• [PROBLEM TO WORK ON]: Give back the full material, exactly as it reads.

* START STORED RECORDS *

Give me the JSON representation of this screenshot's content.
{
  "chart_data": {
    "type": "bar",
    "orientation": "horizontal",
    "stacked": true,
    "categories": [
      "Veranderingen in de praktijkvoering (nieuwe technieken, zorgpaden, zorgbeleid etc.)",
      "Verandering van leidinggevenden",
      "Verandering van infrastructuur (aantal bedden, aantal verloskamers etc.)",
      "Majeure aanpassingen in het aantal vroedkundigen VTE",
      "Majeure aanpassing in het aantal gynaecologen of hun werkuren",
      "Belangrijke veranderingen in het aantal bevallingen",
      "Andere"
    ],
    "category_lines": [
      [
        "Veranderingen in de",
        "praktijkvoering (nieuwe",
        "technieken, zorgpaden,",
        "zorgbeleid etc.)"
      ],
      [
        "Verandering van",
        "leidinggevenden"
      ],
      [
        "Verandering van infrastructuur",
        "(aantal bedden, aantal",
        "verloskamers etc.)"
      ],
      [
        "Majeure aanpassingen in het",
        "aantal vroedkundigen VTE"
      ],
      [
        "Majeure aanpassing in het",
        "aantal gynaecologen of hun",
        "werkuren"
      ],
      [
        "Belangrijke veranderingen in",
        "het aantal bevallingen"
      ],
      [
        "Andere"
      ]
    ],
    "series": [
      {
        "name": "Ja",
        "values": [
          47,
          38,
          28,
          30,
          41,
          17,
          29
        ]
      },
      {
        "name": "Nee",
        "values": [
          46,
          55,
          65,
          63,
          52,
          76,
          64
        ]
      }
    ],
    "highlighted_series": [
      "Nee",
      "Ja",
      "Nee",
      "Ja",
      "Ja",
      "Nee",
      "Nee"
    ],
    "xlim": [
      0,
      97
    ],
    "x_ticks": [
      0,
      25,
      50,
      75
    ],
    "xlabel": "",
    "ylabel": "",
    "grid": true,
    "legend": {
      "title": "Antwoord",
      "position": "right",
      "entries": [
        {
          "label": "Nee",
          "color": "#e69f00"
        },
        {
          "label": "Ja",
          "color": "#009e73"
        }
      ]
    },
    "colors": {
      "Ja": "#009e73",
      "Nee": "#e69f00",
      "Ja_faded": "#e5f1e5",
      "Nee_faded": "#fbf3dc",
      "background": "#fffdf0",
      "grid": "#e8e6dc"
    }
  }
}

* END STORED RECORDS *

• [ANSWER TO THIS EXERCISE]:
Give me the JSON representation of this screenshot's content.
{
  "chart_data": {
    "type": "bar",
    "orientation": "horizontal",
    "stacked": true,
    "categories": [
      "Veranderingen in de praktijkvoering (nieuwe technieken, zorgpaden, zorgbeleid etc.)",
      "Verandering van leidinggevenden",
      "Verandering van infrastructuur (aantal bedden, aantal verloskamers etc.)",
      "Majeure aanpassingen in het aantal vroedkundigen VTE",
      "Majeure aanpassing in het aantal gynaecologen of hun werkuren",
      "Belangrijke veranderingen in het aantal bevallingen",
      "Andere"
    ],
    "category_lines": [
      [
        "Veranderingen in de",
        "praktijkvoering (nieuwe",
        "technieken, zorgpaden,",
        "zorgbeleid etc.)"
      ],
      [
        "Verandering van",
        "leidinggevenden"
      ],
      [
        "Verandering van infrastructuur",
        "(aantal bedden, aantal",
        "verloskamers etc.)"
      ],
      [
        "Majeure aanpassingen in het",
        "aantal vroedkundigen VTE"
      ],
      [
        "Majeure aanpassing in het",
        "aantal gynaecologen of hun",
        "werkuren"
      ],
      [
        "Belangrijke veranderingen in",
        "het aantal bevallingen"
      ],
      [
        "Andere"
      ]
    ],
    "series": [
      {
        "name": "Ja",
        "values": [
          47,
          38,
          28,
          30,
          41,
          17,
          29
        ]
      },
      {
        "name": "Nee",
        "values": [
          46,
          55,
          65,
          63,
          52,
          76,
          64
        ]
      }
    ],
    "highlighted_series": [
      "Nee",
      "Ja",
      "Nee",
      "Ja",
      "Ja",
      "Nee",
      "Nee"
    ],
    "xlim": [
      0,
      97
    ],
    "x_ticks": [
      0,
      25,
      50,
      75
    ],
    "xlabel": "",
    "ylabel": "",
    "grid": true,
    "legend": {
      "title": "Antwoord",
      "position": "right",
      "entries": [
        {
          "label": "Nee",
          "color": "#e69f00"
        },
        {
          "label": "Ja",
          "color": "#009e73"
        }
      ]
    },
    "colors": {
      "Ja": "#009e73",
      "Nee": "#e69f00",
      "Ja_faded": "#e5f1e5",
      "Nee_faded": "#fbf3dc",
      "background": "#fffdf0",
      "grid": "#e8e6dc"
    }
  }
}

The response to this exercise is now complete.